WRITTEN EXERCISE →
Reproduce the entries below, substituting "checkbox-caption" for every occurrence of "checkbox-label" and leaving everything else unchanged.

Dataset excerpt →

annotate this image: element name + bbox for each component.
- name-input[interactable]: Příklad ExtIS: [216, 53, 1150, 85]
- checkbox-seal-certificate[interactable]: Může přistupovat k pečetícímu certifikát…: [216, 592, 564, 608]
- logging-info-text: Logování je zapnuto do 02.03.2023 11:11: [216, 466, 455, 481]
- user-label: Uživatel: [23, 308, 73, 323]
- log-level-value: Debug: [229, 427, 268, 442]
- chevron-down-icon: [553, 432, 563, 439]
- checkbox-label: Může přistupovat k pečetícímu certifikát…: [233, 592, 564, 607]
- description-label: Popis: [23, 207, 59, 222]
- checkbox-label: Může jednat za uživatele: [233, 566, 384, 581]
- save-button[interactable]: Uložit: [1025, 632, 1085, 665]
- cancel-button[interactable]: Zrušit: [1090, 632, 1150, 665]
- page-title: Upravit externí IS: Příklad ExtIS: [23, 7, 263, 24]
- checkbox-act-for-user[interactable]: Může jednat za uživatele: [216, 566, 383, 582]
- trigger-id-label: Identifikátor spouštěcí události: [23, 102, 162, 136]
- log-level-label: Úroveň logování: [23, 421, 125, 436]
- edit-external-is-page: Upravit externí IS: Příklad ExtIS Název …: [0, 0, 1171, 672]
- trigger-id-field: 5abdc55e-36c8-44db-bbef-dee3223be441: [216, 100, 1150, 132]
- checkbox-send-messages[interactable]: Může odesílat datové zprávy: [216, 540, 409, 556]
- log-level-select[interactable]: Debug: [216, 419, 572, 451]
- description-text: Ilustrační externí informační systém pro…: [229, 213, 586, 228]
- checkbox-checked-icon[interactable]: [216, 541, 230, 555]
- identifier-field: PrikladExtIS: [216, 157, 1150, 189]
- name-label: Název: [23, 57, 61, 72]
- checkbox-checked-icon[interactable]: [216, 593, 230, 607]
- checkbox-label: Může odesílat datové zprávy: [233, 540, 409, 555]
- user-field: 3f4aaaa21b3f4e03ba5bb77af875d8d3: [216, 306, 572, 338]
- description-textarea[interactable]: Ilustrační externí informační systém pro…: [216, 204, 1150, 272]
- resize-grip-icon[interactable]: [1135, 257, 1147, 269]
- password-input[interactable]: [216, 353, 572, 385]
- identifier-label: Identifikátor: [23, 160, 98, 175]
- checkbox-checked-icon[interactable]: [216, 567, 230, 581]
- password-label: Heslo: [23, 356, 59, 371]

OUTPUT →
annotate this image: element name + bbox for each component.
- name-input[interactable]: Příklad ExtIS: [216, 53, 1150, 85]
- checkbox-seal-certificate[interactable]: Může přistupovat k pečetícímu certifikát…: [216, 592, 564, 608]
- logging-info-text: Logování je zapnuto do 02.03.2023 11:11: [216, 466, 455, 481]
- user-label: Uživatel: [23, 308, 73, 323]
- log-level-value: Debug: [229, 427, 268, 442]
- chevron-down-icon: [553, 432, 563, 439]
- checkbox-caption: Může přistupovat k pečetícímu certifikát…: [233, 592, 564, 607]
- description-label: Popis: [23, 207, 59, 222]
- checkbox-caption: Může jednat za uživatele: [233, 566, 384, 581]
- save-button[interactable]: Uložit: [1025, 632, 1085, 665]
- cancel-button[interactable]: Zrušit: [1090, 632, 1150, 665]
- page-title: Upravit externí IS: Příklad ExtIS: [23, 7, 263, 24]
- checkbox-act-for-user[interactable]: Může jednat za uživatele: [216, 566, 383, 582]
- trigger-id-label: Identifikátor spouštěcí události: [23, 102, 162, 136]
- log-level-label: Úroveň logování: [23, 421, 125, 436]
- edit-external-is-page: Upravit externí IS: Příklad ExtIS Název …: [0, 0, 1171, 672]
- trigger-id-field: 5abdc55e-36c8-44db-bbef-dee3223be441: [216, 100, 1150, 132]
- checkbox-send-messages[interactable]: Může odesílat datové zprávy: [216, 540, 409, 556]
- log-level-select[interactable]: Debug: [216, 419, 572, 451]
- description-text: Ilustrační externí informační systém pro…: [229, 213, 586, 228]
- checkbox-checked-icon[interactable]: [216, 541, 230, 555]
- identifier-field: PrikladExtIS: [216, 157, 1150, 189]
- name-label: Název: [23, 57, 61, 72]
- checkbox-checked-icon[interactable]: [216, 593, 230, 607]
- checkbox-caption: Může odesílat datové zprávy: [233, 540, 409, 555]
- user-field: 3f4aaaa21b3f4e03ba5bb77af875d8d3: [216, 306, 572, 338]
- description-textarea[interactable]: Ilustrační externí informační systém pro…: [216, 204, 1150, 272]
- resize-grip-icon[interactable]: [1135, 257, 1147, 269]
- password-input[interactable]: [216, 353, 572, 385]
- identifier-label: Identifikátor: [23, 160, 98, 175]
- checkbox-checked-icon[interactable]: [216, 567, 230, 581]
- password-label: Heslo: [23, 356, 59, 371]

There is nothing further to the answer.